#### YOUR OBJECTIVE
Please give the count of lines holding the string "après" and nothing besides.

#### RAW RECORDS
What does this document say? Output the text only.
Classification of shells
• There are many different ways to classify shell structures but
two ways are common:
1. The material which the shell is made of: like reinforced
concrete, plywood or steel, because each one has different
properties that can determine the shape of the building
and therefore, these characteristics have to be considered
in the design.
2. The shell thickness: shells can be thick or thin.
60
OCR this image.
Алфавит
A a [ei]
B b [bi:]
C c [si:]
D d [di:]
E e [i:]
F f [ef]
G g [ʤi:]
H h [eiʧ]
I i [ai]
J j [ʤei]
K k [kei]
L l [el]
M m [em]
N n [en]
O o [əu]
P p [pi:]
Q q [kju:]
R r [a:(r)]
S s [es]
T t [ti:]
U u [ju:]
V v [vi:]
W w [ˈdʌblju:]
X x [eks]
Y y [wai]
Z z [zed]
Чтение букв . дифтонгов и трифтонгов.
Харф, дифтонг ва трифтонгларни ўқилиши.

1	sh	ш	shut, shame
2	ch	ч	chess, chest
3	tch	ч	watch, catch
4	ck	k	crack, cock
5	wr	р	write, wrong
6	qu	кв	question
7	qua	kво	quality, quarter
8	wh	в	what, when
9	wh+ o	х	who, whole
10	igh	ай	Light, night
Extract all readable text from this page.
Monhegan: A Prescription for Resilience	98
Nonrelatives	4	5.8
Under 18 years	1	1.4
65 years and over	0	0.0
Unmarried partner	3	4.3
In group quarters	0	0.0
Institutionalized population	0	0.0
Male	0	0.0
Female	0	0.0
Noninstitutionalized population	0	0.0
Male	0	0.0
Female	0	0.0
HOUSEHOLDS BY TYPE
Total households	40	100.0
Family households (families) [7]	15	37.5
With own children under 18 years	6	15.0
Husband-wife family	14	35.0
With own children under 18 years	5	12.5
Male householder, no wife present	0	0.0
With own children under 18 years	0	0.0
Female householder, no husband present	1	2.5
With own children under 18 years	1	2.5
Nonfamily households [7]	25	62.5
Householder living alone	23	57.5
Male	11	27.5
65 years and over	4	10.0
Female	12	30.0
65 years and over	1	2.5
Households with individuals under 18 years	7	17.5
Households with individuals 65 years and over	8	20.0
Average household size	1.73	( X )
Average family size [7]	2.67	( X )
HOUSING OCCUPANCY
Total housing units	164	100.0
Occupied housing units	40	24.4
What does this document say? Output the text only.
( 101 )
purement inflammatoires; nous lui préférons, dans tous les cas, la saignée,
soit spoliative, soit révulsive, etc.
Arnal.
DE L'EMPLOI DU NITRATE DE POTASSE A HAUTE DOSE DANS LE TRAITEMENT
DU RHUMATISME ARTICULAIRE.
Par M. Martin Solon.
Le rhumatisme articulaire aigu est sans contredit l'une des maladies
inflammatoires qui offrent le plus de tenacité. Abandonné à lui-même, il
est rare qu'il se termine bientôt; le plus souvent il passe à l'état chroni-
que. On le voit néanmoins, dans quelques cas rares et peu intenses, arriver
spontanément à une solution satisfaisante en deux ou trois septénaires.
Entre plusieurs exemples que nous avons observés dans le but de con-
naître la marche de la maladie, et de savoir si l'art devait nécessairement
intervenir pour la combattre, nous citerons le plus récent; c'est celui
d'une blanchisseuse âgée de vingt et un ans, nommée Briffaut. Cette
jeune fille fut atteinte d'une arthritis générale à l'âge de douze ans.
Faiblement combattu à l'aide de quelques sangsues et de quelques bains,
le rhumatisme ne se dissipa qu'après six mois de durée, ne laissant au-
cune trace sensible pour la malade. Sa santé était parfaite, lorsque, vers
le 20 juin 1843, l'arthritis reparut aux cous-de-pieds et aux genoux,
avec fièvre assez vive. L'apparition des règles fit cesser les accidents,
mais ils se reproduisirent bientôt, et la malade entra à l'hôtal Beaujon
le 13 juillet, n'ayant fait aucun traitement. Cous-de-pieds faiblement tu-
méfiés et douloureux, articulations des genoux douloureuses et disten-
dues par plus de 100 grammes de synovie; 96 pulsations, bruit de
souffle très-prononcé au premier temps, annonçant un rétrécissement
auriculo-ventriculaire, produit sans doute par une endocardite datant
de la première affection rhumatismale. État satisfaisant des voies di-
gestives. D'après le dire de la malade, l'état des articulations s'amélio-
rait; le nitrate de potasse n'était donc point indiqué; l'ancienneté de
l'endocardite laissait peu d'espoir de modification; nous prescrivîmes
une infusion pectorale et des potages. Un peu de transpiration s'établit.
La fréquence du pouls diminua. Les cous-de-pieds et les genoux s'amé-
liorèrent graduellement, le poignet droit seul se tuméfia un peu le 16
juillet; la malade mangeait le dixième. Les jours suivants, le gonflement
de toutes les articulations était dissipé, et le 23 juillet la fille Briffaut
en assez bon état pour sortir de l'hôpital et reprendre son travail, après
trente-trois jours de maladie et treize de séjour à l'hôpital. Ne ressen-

#### THE ANSWER
3